(Dataset excerpt)

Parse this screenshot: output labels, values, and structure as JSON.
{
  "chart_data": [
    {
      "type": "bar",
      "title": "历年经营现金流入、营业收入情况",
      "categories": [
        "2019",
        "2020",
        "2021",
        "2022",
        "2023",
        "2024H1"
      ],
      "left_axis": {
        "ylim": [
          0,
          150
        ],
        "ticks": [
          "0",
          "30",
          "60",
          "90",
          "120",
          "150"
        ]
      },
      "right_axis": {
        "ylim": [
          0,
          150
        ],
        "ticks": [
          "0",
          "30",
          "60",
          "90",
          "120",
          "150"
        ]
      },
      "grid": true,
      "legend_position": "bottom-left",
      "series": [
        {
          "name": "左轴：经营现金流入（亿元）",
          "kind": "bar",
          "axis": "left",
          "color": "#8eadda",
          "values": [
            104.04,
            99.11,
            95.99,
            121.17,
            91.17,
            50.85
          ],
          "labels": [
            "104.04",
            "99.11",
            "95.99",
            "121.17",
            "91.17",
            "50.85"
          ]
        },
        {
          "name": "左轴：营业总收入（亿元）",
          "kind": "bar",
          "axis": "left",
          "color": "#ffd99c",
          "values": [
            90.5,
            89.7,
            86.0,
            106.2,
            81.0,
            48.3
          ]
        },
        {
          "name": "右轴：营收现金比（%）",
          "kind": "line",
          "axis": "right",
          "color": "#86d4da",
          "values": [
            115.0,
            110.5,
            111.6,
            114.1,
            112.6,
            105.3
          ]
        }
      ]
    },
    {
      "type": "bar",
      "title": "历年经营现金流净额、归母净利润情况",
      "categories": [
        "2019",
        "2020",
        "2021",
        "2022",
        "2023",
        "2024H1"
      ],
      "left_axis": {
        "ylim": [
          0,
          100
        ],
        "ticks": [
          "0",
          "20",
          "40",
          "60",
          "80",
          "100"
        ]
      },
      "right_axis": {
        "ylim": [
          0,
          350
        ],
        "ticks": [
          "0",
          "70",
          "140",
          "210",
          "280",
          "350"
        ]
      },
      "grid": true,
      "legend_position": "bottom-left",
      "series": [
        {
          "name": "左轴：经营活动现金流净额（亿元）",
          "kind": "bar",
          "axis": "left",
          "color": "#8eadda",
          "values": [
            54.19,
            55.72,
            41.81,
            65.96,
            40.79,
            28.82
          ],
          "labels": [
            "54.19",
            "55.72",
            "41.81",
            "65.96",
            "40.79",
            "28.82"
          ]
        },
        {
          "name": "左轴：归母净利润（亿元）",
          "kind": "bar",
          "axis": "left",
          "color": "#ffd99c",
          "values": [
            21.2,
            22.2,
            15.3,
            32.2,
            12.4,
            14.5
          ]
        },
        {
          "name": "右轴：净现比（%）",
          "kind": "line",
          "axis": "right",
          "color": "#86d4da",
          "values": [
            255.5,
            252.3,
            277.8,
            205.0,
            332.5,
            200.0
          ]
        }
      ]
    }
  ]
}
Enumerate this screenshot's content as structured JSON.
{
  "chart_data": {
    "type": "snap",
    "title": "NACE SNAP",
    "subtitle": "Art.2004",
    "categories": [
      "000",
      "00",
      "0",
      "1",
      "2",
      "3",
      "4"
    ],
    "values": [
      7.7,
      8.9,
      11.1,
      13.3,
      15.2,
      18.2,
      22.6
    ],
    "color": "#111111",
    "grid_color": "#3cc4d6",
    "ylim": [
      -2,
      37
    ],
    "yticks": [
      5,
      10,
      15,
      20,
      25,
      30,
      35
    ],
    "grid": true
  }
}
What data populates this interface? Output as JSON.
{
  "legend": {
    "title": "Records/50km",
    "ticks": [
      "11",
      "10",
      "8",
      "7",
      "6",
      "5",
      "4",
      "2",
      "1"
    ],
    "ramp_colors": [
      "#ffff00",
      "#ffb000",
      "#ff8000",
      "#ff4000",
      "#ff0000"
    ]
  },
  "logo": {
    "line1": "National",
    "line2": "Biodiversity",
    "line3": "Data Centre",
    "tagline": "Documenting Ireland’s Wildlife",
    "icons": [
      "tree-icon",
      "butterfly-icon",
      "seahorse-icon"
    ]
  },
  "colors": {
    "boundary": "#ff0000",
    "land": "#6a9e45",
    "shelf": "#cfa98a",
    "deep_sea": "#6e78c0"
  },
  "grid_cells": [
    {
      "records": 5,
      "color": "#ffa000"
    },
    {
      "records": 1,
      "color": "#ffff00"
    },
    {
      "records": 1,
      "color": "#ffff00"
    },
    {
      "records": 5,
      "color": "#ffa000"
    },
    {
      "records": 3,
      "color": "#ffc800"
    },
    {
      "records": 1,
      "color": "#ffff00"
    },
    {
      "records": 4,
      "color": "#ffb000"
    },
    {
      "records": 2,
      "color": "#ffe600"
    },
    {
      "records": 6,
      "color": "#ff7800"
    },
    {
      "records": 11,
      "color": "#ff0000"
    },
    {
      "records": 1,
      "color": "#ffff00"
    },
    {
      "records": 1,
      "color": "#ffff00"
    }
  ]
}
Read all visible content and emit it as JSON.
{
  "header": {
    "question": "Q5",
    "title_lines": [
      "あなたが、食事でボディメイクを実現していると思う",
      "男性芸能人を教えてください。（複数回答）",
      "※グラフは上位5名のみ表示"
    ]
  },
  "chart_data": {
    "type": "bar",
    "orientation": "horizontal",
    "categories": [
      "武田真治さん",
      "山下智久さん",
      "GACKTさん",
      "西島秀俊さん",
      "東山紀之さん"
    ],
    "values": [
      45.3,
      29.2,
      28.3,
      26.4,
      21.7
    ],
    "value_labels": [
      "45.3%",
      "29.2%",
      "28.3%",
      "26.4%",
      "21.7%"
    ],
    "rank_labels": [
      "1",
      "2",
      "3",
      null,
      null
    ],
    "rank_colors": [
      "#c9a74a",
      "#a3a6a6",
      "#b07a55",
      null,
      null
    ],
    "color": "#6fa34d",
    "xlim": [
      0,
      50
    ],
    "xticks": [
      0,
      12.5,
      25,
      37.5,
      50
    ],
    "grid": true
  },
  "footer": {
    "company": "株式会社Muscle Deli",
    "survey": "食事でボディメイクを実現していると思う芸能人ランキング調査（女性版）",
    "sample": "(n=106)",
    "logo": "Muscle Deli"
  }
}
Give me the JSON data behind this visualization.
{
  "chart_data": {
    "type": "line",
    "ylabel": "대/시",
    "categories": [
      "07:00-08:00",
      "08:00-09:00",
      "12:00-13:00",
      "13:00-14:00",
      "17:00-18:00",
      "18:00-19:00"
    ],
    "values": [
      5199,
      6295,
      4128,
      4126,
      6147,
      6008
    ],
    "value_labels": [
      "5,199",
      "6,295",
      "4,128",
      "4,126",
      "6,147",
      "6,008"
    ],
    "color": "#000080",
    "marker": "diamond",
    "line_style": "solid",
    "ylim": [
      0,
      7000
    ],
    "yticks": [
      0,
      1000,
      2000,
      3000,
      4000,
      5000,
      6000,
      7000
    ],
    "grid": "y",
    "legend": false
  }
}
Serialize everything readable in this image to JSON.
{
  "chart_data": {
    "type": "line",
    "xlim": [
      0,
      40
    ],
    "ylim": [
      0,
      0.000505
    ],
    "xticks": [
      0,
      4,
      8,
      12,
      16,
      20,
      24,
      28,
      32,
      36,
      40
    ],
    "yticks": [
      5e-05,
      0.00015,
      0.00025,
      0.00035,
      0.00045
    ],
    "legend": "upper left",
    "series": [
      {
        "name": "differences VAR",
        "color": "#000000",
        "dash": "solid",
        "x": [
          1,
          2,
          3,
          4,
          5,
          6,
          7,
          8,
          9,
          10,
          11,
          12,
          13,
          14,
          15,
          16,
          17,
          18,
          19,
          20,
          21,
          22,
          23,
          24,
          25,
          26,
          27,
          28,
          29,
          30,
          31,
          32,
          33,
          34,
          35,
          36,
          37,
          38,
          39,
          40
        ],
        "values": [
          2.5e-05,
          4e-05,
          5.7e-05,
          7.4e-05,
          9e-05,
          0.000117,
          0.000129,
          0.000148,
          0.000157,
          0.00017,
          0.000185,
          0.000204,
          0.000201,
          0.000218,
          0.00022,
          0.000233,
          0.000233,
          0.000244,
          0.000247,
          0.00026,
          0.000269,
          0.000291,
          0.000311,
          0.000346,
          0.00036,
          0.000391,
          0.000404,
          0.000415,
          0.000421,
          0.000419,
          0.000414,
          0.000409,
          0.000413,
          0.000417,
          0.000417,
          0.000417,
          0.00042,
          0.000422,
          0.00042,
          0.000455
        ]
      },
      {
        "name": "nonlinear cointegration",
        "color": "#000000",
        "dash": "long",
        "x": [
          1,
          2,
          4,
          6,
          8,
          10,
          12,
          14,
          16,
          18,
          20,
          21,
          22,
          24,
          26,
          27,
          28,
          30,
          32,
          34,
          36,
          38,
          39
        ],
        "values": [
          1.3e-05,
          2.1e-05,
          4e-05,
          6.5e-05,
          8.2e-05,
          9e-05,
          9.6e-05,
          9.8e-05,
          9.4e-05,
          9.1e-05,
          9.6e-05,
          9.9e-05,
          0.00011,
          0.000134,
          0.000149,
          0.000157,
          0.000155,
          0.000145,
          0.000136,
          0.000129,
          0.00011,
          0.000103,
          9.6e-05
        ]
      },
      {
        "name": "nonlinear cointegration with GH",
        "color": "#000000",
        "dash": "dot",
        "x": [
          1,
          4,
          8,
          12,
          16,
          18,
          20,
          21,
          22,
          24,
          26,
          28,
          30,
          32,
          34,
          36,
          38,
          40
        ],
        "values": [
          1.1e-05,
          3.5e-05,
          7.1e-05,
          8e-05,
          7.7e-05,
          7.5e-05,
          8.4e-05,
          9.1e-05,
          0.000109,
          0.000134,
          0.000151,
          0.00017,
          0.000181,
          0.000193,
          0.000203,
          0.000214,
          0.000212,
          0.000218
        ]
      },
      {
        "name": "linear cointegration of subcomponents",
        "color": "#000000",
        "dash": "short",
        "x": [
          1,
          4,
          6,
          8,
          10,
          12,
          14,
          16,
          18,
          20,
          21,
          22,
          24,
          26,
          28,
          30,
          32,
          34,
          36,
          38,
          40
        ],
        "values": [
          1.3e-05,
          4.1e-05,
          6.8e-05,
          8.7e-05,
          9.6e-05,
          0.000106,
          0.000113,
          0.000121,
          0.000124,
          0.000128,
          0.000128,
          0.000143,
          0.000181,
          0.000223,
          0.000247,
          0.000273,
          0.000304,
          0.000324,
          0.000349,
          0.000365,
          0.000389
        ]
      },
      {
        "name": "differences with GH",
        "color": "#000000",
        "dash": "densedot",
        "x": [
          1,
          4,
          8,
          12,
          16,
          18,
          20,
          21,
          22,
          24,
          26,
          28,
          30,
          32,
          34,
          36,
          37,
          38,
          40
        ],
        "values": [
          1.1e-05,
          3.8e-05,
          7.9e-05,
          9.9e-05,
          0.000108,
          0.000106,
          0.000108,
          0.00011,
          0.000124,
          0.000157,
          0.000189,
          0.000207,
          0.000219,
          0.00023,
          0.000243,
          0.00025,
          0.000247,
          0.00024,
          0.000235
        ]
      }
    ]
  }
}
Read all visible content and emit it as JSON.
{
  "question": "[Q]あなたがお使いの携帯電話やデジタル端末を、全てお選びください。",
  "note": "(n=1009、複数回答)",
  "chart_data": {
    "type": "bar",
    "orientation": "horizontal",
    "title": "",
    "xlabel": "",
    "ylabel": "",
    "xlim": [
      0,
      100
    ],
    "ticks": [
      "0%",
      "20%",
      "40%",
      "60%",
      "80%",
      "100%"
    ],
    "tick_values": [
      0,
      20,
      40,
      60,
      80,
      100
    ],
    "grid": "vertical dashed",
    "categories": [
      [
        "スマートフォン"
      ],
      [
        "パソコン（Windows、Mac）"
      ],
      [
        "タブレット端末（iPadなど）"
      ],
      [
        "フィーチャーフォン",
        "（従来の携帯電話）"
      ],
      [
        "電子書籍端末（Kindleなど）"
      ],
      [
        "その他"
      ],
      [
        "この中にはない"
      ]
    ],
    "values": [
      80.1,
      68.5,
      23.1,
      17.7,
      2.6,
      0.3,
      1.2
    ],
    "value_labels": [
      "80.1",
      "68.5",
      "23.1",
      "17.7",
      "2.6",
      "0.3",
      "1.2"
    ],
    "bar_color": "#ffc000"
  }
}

*Requirement*:
Go through the records and show every line with the string "複数回答" in it.

*Solution*:
      "男性芸能人を教えてください。（複数回答）",
  "note": "(n=1009、複数回答)",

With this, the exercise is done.